◆ Directions ◆
In the data below, find each line containing the string "BLUE" and return it.

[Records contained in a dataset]
□ □ □

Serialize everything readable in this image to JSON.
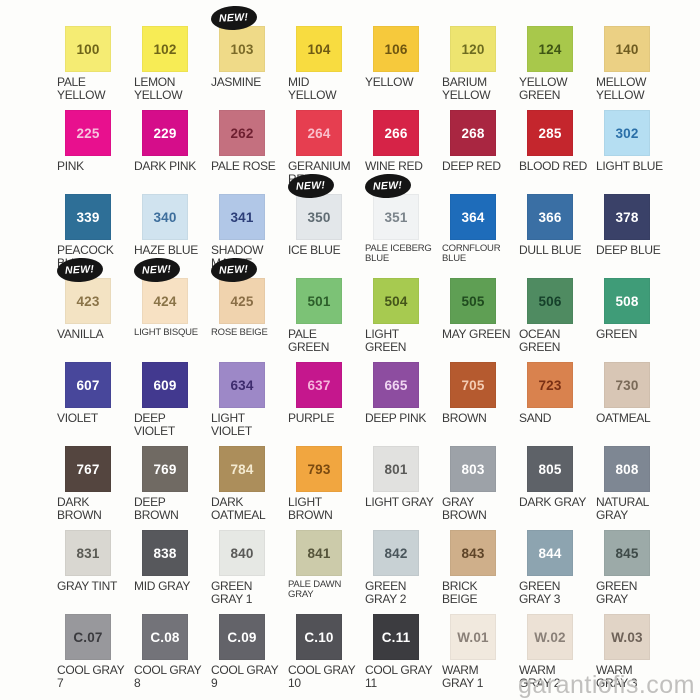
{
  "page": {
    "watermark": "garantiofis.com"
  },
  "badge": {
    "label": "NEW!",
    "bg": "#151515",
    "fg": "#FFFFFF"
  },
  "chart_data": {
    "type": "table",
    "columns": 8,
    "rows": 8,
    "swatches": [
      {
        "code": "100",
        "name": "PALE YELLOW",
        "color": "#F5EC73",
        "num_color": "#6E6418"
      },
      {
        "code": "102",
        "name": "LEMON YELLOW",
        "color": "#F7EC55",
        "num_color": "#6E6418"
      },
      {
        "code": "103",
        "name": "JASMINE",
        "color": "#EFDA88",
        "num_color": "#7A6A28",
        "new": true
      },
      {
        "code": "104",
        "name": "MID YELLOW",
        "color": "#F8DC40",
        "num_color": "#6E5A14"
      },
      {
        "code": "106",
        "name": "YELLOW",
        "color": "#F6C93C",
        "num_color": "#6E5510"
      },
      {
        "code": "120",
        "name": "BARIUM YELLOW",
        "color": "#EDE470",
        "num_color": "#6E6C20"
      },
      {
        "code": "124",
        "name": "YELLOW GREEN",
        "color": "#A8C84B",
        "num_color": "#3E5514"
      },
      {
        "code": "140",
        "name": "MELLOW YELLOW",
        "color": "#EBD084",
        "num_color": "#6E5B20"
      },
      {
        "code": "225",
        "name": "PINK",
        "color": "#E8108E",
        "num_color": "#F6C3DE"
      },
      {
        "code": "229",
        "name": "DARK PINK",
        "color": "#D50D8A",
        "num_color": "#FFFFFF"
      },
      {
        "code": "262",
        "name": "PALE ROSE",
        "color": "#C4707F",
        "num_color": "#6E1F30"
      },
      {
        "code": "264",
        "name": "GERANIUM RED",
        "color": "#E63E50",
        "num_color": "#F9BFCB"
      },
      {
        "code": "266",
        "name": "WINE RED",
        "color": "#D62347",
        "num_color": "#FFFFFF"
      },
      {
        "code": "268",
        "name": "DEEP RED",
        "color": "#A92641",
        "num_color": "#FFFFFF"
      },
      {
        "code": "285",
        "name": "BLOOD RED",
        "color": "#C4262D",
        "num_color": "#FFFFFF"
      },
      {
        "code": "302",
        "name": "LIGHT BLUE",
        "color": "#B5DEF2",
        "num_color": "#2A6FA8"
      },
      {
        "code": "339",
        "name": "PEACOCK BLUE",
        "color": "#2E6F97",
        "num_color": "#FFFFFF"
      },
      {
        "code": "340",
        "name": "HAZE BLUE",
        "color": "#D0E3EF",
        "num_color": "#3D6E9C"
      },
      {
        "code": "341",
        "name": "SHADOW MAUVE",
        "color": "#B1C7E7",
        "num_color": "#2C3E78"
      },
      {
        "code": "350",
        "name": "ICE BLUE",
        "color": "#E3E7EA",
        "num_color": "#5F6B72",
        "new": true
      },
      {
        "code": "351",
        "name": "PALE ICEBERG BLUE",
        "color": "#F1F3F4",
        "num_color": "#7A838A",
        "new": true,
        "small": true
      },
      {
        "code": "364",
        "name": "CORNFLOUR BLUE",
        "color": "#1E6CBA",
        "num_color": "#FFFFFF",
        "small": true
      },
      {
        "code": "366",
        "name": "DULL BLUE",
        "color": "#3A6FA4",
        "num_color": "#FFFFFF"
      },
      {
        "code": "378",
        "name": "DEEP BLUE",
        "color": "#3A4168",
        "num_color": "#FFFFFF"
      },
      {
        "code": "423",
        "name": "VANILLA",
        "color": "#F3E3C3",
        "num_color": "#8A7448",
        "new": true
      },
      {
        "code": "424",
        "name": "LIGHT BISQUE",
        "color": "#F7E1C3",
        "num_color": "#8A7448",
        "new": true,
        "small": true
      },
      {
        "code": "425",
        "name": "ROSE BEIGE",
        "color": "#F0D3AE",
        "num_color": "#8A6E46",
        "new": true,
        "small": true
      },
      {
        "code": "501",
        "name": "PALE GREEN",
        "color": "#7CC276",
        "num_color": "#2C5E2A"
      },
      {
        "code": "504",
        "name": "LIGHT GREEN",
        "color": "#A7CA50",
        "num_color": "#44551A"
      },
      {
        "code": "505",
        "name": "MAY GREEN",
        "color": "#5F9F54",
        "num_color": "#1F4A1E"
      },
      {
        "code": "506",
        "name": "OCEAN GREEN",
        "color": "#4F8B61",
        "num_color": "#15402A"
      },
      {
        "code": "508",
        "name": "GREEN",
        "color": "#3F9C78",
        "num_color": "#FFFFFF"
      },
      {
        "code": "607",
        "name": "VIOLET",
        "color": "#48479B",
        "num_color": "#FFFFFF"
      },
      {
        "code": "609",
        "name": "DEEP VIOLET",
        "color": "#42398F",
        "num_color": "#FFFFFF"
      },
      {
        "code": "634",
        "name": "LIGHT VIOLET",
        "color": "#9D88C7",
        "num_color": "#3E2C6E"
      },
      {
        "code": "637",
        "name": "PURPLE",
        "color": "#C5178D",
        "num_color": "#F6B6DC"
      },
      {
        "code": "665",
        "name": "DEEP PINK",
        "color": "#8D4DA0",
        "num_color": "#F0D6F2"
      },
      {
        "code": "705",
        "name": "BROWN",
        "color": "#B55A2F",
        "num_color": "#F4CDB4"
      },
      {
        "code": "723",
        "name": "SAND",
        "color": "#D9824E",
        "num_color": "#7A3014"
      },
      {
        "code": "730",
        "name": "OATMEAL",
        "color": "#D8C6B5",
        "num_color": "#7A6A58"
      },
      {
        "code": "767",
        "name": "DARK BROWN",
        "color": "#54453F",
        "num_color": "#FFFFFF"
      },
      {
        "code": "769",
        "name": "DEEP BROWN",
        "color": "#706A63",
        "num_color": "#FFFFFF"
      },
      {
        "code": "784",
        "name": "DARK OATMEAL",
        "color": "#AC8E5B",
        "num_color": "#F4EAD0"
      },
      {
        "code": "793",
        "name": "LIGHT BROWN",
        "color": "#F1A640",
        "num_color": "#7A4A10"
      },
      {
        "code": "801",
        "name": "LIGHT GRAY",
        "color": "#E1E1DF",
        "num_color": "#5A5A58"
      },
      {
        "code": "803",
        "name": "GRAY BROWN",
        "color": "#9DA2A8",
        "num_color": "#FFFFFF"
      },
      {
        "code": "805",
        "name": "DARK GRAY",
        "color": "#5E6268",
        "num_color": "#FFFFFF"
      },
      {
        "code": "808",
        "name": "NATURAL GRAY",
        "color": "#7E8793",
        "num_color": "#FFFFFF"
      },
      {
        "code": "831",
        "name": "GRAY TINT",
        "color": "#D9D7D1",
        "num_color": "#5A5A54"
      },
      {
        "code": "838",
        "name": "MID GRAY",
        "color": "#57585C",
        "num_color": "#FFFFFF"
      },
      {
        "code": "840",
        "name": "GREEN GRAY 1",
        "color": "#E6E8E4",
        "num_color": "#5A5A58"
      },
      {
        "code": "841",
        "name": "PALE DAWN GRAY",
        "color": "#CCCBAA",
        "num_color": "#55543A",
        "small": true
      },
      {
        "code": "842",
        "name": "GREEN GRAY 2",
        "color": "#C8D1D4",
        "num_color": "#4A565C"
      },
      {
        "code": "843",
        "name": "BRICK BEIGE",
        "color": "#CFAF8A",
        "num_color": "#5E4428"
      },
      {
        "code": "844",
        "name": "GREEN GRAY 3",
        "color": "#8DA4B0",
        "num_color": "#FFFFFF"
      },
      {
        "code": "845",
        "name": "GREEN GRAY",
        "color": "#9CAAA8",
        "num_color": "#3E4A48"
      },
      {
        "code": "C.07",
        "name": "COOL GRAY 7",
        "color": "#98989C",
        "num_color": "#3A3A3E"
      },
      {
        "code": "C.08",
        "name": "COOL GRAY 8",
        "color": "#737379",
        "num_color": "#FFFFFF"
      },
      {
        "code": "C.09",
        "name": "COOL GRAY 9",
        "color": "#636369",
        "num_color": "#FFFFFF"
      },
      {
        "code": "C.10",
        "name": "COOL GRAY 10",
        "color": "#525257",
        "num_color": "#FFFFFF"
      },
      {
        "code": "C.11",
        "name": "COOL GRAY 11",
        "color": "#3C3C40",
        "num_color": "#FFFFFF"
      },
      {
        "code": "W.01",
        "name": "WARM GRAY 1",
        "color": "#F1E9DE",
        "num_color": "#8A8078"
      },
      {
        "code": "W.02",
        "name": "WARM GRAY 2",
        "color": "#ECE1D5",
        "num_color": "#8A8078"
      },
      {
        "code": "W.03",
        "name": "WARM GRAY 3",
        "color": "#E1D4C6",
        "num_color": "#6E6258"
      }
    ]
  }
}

□ □ □

◆ Solution for this exercise ◆
        "name": "LIGHT BLUE",
        "name": "PEACOCK BLUE",
        "name": "HAZE BLUE",
        "name": "ICE BLUE",
        "name": "PALE ICEBERG BLUE",
        "name": "CORNFLOUR BLUE",
        "name": "DULL BLUE",
        "name": "DEEP BLUE",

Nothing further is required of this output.